Retype the complete listing exactly as it appears.

[START Excerpted records]

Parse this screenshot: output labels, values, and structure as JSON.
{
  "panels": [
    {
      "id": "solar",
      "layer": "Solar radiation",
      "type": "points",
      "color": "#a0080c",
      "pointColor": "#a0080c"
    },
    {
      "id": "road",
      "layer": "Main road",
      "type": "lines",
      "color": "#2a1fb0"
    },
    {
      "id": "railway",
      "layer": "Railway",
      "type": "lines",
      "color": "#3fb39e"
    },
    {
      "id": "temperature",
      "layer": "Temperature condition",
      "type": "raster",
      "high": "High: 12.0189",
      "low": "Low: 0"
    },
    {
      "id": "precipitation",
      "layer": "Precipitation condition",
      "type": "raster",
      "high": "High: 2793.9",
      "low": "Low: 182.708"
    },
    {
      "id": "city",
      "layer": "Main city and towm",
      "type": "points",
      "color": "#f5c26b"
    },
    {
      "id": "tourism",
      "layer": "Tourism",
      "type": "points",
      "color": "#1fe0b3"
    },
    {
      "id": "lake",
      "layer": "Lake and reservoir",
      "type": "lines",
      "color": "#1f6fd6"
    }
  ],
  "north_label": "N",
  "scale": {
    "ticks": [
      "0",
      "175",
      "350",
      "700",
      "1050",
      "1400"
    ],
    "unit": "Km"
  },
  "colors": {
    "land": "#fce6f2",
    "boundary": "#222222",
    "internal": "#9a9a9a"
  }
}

[END Excerpted records]

— Written solution —
Parse this screenshot: output labels, values, and structure as JSON.
{
  "panels": [
    {
      "id": "solar",
      "layer": "Solar radiation",
      "type": "points",
      "color": "#a0080c",
      "pointColor": "#a0080c"
    },
    {
      "id": "road",
      "layer": "Main road",
      "type": "lines",
      "color": "#2a1fb0"
    },
    {
      "id": "railway",
      "layer": "Railway",
      "type": "lines",
      "color": "#3fb39e"
    },
    {
      "id": "temperature",
      "layer": "Temperature condition",
      "type": "raster",
      "high": "High: 12.0189",
      "low": "Low: 0"
    },
    {
      "id": "precipitation",
      "layer": "Precipitation condition",
      "type": "raster",
      "high": "High: 2793.9",
      "low": "Low: 182.708"
    },
    {
      "id": "city",
      "layer": "Main city and towm",
      "type": "points",
      "color": "#f5c26b"
    },
    {
      "id": "tourism",
      "layer": "Tourism",
      "type": "points",
      "color": "#1fe0b3"
    },
    {
      "id": "lake",
      "layer": "Lake and reservoir",
      "type": "lines",
      "color": "#1f6fd6"
    }
  ],
  "north_label": "N",
  "scale": {
    "ticks": [
      "0",
      "175",
      "350",
      "700",
      "1050",
      "1400"
    ],
    "unit": "Km"
  },
  "colors": {
    "land": "#fce6f2",
    "boundary": "#222222",
    "internal": "#9a9a9a"
  }
}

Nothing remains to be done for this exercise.